_Short task_: Scan the records for the string "this"; copy each line where it occurs.

begin Information provided

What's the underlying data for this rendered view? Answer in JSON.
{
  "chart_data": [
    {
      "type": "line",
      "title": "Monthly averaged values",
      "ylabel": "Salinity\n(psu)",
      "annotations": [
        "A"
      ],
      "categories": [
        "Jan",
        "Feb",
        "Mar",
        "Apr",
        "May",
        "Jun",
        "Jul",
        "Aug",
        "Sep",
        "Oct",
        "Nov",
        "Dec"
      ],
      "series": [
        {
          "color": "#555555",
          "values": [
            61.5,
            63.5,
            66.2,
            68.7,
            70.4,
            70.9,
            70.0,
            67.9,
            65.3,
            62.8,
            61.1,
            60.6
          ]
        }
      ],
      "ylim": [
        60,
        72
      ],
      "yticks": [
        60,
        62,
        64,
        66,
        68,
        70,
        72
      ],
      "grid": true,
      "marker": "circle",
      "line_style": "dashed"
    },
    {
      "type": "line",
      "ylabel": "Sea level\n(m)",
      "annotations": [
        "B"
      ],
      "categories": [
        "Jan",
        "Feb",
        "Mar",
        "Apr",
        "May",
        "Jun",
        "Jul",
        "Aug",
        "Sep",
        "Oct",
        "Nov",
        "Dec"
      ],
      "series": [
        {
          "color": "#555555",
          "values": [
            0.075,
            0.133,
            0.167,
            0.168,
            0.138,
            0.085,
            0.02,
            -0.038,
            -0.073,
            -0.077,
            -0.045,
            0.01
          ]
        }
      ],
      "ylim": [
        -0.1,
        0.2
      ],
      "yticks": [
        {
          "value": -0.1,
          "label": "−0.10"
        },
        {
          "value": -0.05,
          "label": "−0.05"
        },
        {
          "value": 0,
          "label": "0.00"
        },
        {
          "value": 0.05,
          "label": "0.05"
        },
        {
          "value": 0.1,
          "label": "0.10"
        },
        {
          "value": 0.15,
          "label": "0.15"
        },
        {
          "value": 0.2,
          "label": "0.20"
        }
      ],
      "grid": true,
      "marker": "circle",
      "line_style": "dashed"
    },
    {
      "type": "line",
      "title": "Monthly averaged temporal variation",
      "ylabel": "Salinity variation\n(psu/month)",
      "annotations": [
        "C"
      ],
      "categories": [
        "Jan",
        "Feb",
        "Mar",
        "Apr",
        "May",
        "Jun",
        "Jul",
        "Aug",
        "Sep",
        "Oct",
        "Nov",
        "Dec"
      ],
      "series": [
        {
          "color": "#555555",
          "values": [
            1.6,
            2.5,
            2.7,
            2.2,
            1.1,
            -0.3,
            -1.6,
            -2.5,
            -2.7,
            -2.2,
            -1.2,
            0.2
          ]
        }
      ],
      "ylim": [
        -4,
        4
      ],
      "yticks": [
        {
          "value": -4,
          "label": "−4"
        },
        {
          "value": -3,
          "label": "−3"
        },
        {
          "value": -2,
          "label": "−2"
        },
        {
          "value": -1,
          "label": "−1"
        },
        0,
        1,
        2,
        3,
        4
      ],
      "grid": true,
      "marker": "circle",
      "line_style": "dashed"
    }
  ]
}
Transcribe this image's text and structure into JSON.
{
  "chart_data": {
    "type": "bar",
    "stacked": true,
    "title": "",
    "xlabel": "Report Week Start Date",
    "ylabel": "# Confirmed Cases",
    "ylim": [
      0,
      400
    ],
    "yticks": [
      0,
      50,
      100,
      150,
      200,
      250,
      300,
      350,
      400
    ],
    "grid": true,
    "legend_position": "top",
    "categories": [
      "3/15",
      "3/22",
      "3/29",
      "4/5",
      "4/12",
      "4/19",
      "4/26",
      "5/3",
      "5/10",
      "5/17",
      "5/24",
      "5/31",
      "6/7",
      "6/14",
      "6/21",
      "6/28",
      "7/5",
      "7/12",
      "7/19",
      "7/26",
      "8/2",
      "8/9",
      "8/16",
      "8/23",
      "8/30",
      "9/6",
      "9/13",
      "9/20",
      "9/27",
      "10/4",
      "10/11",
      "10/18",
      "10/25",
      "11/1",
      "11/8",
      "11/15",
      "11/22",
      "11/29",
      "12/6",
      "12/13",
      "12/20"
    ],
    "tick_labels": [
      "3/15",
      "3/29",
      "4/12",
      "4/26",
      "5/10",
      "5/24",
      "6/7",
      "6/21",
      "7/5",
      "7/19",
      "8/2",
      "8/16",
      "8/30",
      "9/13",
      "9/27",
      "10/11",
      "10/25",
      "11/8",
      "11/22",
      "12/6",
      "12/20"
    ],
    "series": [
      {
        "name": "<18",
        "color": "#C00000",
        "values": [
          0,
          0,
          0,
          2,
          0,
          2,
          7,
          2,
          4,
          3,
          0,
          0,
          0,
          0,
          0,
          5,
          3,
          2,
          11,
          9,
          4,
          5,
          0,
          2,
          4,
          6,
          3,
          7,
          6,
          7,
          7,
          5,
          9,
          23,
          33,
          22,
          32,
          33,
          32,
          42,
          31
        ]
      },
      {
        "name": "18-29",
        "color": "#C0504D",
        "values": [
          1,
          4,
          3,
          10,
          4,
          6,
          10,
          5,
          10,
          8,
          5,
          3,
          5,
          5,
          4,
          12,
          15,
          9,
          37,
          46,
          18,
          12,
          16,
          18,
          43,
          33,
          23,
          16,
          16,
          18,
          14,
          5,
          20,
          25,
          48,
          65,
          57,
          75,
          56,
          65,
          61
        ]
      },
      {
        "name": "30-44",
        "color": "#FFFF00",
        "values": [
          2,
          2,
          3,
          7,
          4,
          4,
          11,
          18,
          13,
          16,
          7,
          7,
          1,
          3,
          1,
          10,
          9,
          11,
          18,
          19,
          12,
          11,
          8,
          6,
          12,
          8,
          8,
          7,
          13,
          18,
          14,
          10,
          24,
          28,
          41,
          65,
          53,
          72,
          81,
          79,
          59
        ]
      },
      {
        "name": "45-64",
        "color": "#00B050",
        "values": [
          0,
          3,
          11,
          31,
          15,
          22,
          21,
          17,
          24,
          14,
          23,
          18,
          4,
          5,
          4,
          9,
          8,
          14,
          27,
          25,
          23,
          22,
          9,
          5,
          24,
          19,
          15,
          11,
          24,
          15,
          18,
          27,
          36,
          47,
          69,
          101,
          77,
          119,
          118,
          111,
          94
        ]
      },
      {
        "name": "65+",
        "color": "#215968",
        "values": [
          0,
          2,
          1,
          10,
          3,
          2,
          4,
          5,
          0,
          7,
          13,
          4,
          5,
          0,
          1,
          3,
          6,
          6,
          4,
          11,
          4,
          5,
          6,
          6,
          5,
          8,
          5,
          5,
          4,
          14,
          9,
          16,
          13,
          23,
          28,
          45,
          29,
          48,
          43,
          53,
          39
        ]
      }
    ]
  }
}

end Information provided

_Exercise solution_:
What's the underlying data for this rendered view? Answer in JSON.
Transcribe this image's text and structure into JSON.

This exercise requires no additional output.